Reproduce every line of the material below verbatim, leaving out the pictures.
━━━ Supplied data
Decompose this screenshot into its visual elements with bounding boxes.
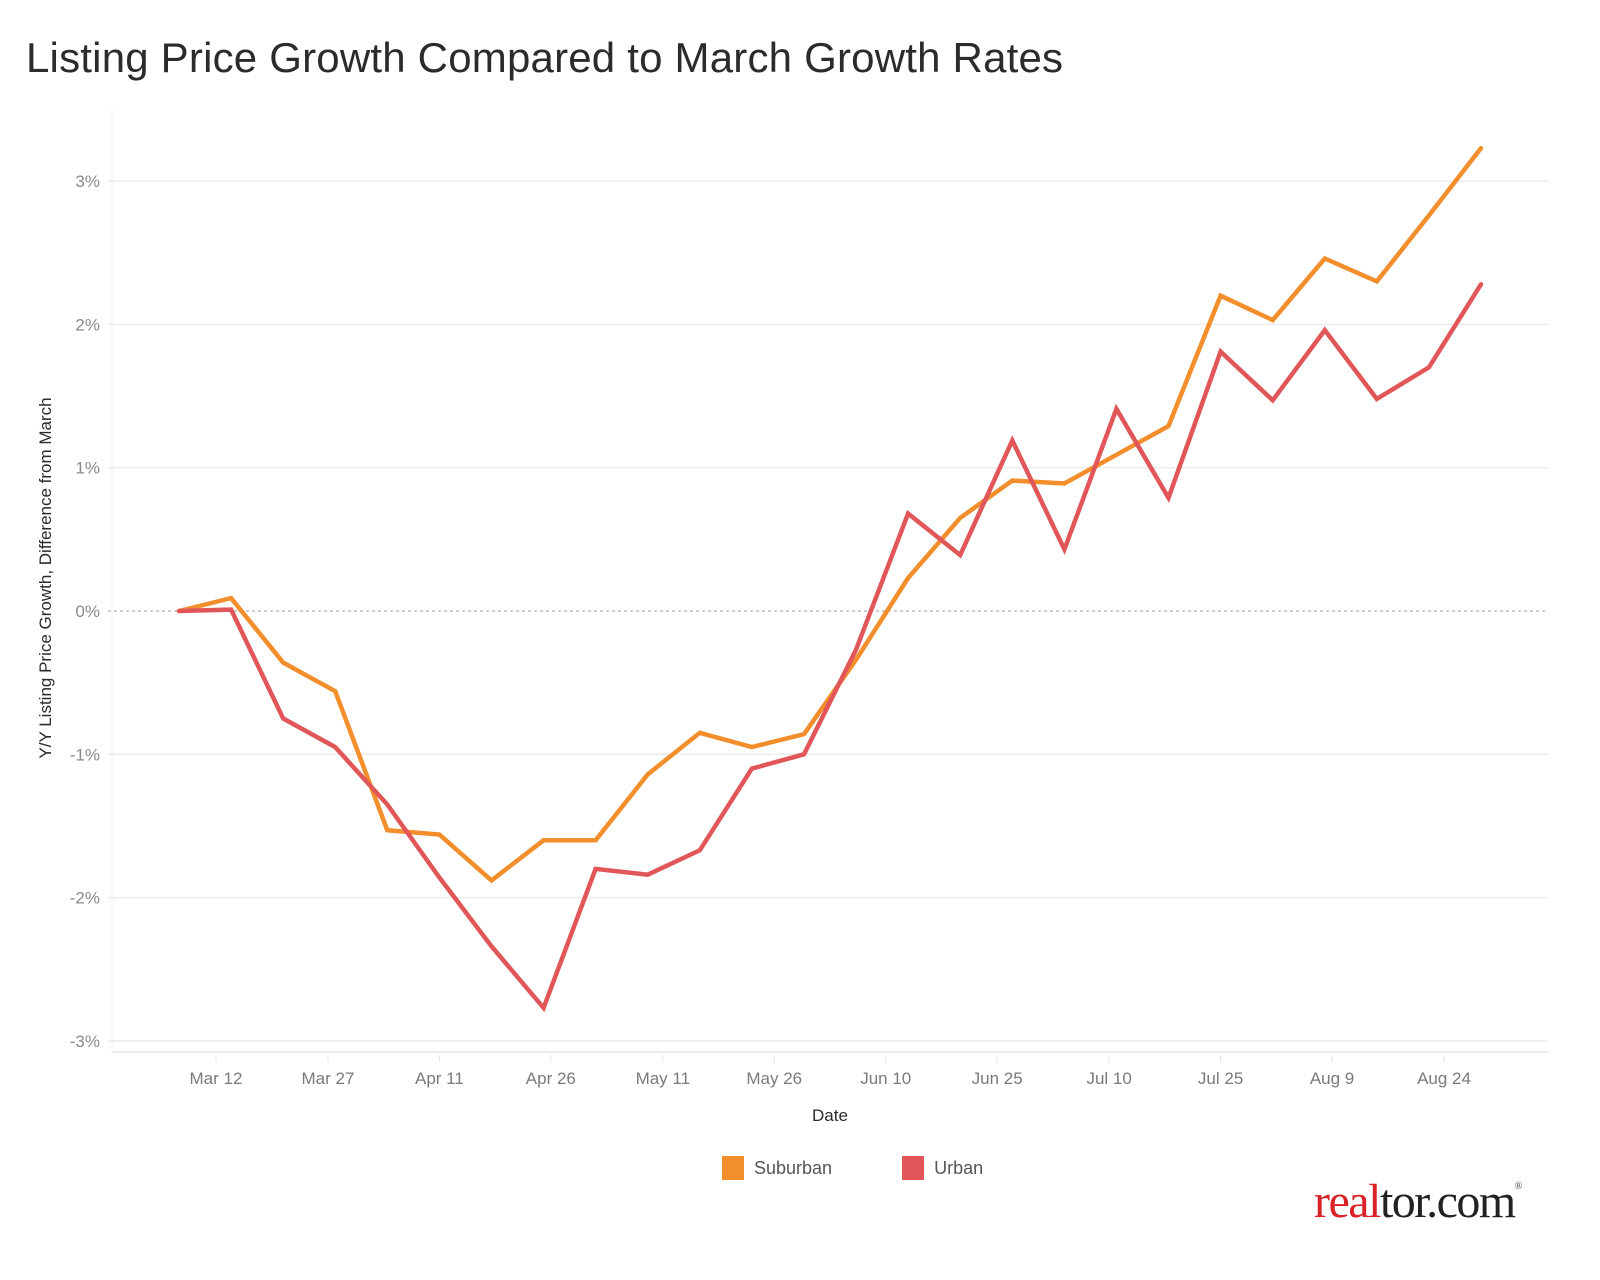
- logo-part-real: real: [1314, 1175, 1381, 1228]
- legend: Suburban Urban: [722, 1156, 983, 1180]
- x-tick-label: Jun 10: [860, 1069, 911, 1088]
- y-axis: 3% 2% 1% 0% -1% -2% -3%: [70, 172, 100, 1051]
- x-tick-label: Jul 25: [1198, 1069, 1243, 1088]
- x-tick-label: Aug 9: [1310, 1069, 1354, 1088]
- chart-title: Listing Price Growth Compared to March G…: [26, 34, 1064, 81]
- legend-swatch-urban: [902, 1156, 925, 1180]
- x-tick-label: Apr 26: [526, 1069, 576, 1088]
- logo-part-tor: tor.com: [1379, 1175, 1516, 1228]
- y-tick-label: 2%: [75, 315, 100, 334]
- registered-mark: ®: [1514, 1181, 1523, 1192]
- x-tick-label: Jul 10: [1086, 1069, 1131, 1088]
- x-tick-label: May 11: [636, 1069, 691, 1088]
- x-axis-title: Date: [812, 1106, 848, 1125]
- x-tick-label: Mar 12: [190, 1069, 243, 1088]
- x-tick-label: Mar 27: [301, 1069, 354, 1088]
- series-line-suburban[interactable]: [176, 145, 1484, 884]
- legend-label-suburban: Suburban: [754, 1157, 833, 1178]
- series-line-urban[interactable]: [176, 282, 1484, 1013]
- legend-item-suburban[interactable]: Suburban: [722, 1156, 832, 1180]
- x-tick-label: Aug 24: [1417, 1069, 1471, 1088]
- x-axis: Mar 12 Mar 27 Apr 11 Apr 26 May 11 May 26 Jun …: [190, 1055, 1471, 1088]
- x-tick-label: May 26: [746, 1069, 802, 1088]
- y-tick-label: 0%: [75, 602, 100, 621]
- y-tick-label: -3%: [70, 1032, 100, 1051]
- x-tick-label: Apr 11: [415, 1069, 464, 1088]
- y-tick-label: 3%: [75, 172, 100, 191]
- realtor-logo: realtor.com®: [1314, 1175, 1523, 1228]
- y-tick-label: -1%: [70, 745, 100, 764]
- gridlines: [108, 110, 1548, 1053]
- legend-swatch-suburban: [722, 1156, 744, 1180]
- legend-item-urban[interactable]: Urban: [902, 1156, 983, 1180]
- legend-label-urban: Urban: [934, 1157, 984, 1178]
- y-tick-label: -2%: [70, 889, 100, 908]
- y-tick-label: 1%: [75, 459, 100, 478]
- series-lines: [176, 145, 1484, 1013]
- x-tick-label: Jun 25: [972, 1069, 1023, 1088]
- y-axis-title: Y/Y Listing Price Growth, Difference fro…: [36, 397, 55, 758]
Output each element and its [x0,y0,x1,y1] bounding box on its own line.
━━━━━━
» **Answer below**
Decompose this screenshot into its visual elements with bounding boxes.
- logo-part-real: real: [1314, 1175, 1381, 1228]
- legend: Suburban Urban: [722, 1156, 983, 1180]
- x-tick-label: Jun 10: [860, 1069, 911, 1088]
- y-axis: 3% 2% 1% 0% -1% -2% -3%: [70, 172, 100, 1051]
- x-tick-label: Jul 25: [1198, 1069, 1243, 1088]
- x-tick-label: Aug 9: [1310, 1069, 1354, 1088]
- chart-title: Listing Price Growth Compared to March G…: [26, 34, 1064, 81]
- legend-swatch-urban: [902, 1156, 925, 1180]
- x-tick-label: Apr 26: [526, 1069, 576, 1088]
- logo-part-tor: tor.com: [1379, 1175, 1516, 1228]
- y-tick-label: 2%: [75, 315, 100, 334]
- registered-mark: ®: [1514, 1181, 1523, 1192]
- x-tick-label: Jul 10: [1086, 1069, 1131, 1088]
- x-tick-label: May 11: [636, 1069, 691, 1088]
- x-axis-title: Date: [812, 1106, 848, 1125]
- x-tick-label: Mar 12: [190, 1069, 243, 1088]
- x-tick-label: Mar 27: [301, 1069, 354, 1088]
- series-line-suburban[interactable]: [176, 145, 1484, 884]
- legend-label-suburban: Suburban: [754, 1157, 833, 1178]
- series-line-urban[interactable]: [176, 282, 1484, 1013]
- legend-item-suburban[interactable]: Suburban: [722, 1156, 832, 1180]
- x-tick-label: Aug 24: [1417, 1069, 1471, 1088]
- x-axis: Mar 12 Mar 27 Apr 11 Apr 26 May 11 May 26 Jun …: [190, 1055, 1471, 1088]
- x-tick-label: May 26: [746, 1069, 802, 1088]
- y-tick-label: 0%: [75, 602, 100, 621]
- y-tick-label: -3%: [70, 1032, 100, 1051]
- x-tick-label: Apr 11: [415, 1069, 464, 1088]
- y-tick-label: 3%: [75, 172, 100, 191]
- realtor-logo: realtor.com®: [1314, 1175, 1523, 1228]
- y-tick-label: -1%: [70, 745, 100, 764]
- gridlines: [108, 110, 1548, 1053]
- legend-swatch-suburban: [722, 1156, 744, 1180]
- legend-item-urban[interactable]: Urban: [902, 1156, 983, 1180]
- legend-label-urban: Urban: [934, 1157, 984, 1178]
- y-tick-label: -2%: [70, 889, 100, 908]
- y-tick-label: 1%: [75, 459, 100, 478]
- series-lines: [176, 145, 1484, 1013]
- x-tick-label: Jun 25: [972, 1069, 1023, 1088]
- y-axis-title: Y/Y Listing Price Growth, Difference fro…: [36, 397, 55, 758]
Output each element and its [x0,y0,x1,y1] bounding box on its own line.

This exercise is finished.